==== RECORDS PROVIDED ====

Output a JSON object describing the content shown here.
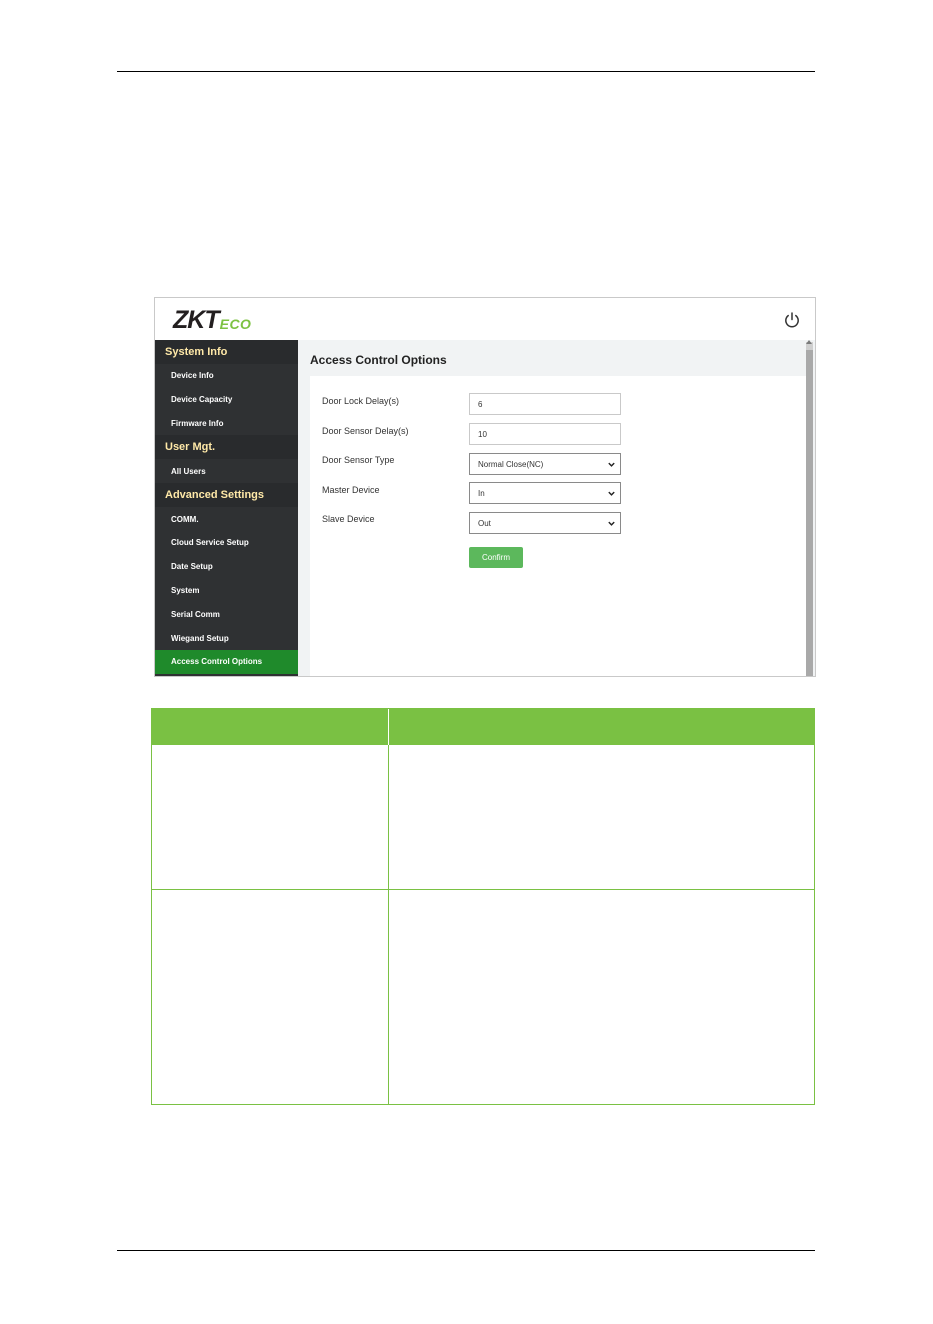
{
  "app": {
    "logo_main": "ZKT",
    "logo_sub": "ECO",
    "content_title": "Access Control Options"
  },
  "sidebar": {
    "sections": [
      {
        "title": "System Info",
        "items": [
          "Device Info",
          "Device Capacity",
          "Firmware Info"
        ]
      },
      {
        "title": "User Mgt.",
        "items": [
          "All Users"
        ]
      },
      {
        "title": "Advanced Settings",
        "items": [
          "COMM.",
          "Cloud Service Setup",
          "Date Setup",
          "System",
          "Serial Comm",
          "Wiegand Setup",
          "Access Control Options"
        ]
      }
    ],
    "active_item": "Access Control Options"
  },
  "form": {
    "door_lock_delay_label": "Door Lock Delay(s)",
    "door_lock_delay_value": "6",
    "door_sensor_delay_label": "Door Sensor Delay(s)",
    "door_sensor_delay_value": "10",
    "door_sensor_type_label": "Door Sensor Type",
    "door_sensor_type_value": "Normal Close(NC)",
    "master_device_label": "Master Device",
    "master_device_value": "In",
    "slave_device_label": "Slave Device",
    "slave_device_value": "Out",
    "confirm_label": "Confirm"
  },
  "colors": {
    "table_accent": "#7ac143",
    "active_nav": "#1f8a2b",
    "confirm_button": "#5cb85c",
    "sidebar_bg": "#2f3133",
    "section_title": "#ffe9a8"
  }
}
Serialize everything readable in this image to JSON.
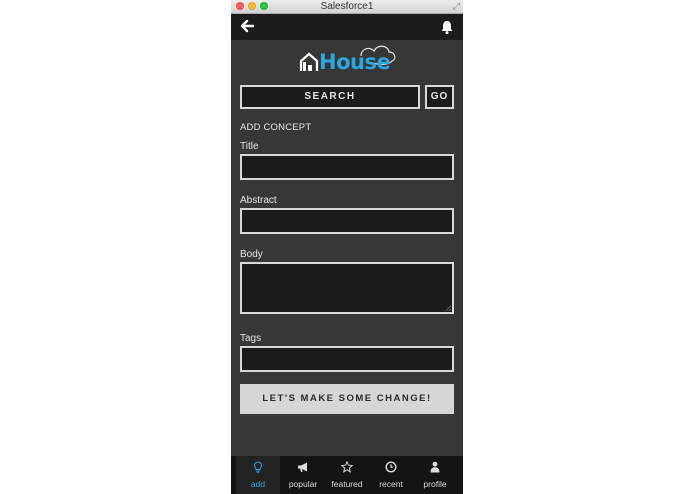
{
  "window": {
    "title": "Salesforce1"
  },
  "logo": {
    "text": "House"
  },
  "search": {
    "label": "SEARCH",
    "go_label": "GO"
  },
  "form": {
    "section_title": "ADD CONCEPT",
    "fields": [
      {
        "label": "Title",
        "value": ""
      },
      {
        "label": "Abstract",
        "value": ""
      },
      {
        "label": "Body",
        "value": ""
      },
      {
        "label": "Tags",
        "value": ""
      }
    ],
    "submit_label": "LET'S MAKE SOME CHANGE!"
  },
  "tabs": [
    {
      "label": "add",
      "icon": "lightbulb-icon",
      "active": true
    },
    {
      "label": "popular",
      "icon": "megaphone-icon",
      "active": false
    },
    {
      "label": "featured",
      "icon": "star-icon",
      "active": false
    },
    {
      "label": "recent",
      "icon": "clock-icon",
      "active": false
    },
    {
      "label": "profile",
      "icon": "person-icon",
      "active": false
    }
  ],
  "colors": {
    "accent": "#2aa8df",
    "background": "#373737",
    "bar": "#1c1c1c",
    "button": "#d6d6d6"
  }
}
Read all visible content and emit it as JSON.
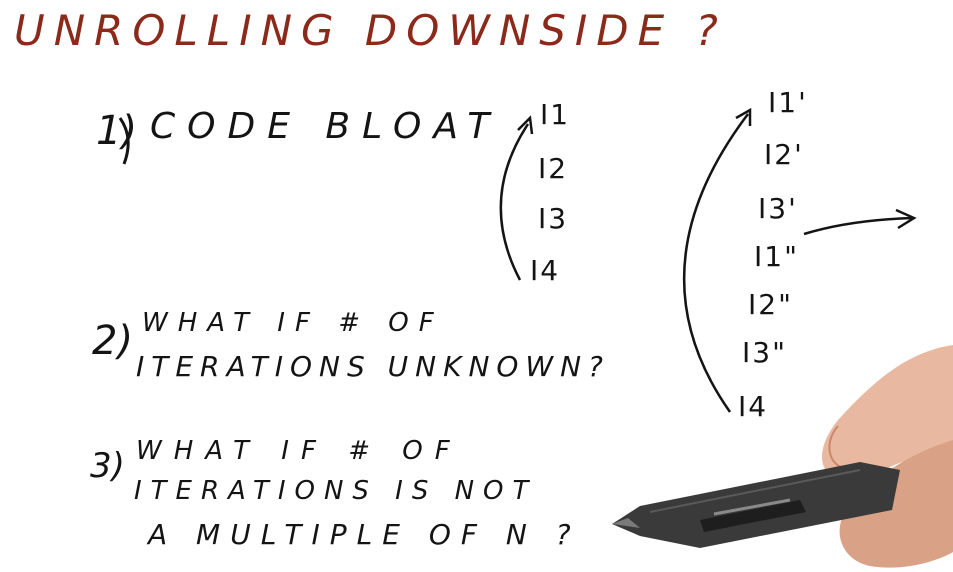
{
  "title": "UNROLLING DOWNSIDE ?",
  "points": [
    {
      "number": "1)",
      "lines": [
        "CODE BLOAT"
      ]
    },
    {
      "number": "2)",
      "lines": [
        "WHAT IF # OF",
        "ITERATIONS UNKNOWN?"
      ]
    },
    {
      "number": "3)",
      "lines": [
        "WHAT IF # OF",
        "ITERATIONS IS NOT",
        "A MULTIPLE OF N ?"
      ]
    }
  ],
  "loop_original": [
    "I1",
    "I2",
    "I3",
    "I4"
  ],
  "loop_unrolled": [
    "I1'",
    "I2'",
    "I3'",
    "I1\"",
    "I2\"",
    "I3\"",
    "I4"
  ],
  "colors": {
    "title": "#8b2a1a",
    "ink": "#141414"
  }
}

====

■ TASK INSTRUCTIONS
Every line of the records that includes the word "Control" should be gathered.

■ IN RESPONSE
    "content_title": "Access Control Options"
          "Access Control Options"
    "active_item": "Access Control Options"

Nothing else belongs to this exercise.